GIVEN REQUEST.
From the records below, copy every line that contains the word "influence".

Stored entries
▬▬▬
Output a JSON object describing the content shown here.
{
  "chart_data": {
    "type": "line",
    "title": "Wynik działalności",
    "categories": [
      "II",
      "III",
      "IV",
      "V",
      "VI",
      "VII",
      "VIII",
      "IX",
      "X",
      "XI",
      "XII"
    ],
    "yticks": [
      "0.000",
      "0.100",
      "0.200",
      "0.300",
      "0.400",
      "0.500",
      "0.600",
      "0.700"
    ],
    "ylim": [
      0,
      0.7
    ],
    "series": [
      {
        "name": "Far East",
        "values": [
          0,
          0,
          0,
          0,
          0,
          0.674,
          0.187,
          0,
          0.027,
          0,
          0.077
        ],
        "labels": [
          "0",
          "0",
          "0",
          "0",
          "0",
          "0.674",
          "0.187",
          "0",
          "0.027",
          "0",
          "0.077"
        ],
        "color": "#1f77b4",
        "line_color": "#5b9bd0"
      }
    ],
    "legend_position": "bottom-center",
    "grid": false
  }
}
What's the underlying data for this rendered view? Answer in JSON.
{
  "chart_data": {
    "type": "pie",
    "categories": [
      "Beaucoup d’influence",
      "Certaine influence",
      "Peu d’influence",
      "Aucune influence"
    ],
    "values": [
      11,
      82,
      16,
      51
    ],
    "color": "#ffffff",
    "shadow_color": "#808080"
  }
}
▬▬▬
TASK ANSWER.
      "Beaucoup d’influence",
      "Certaine influence",
      "Peu d’influence",
      "Aucune influence"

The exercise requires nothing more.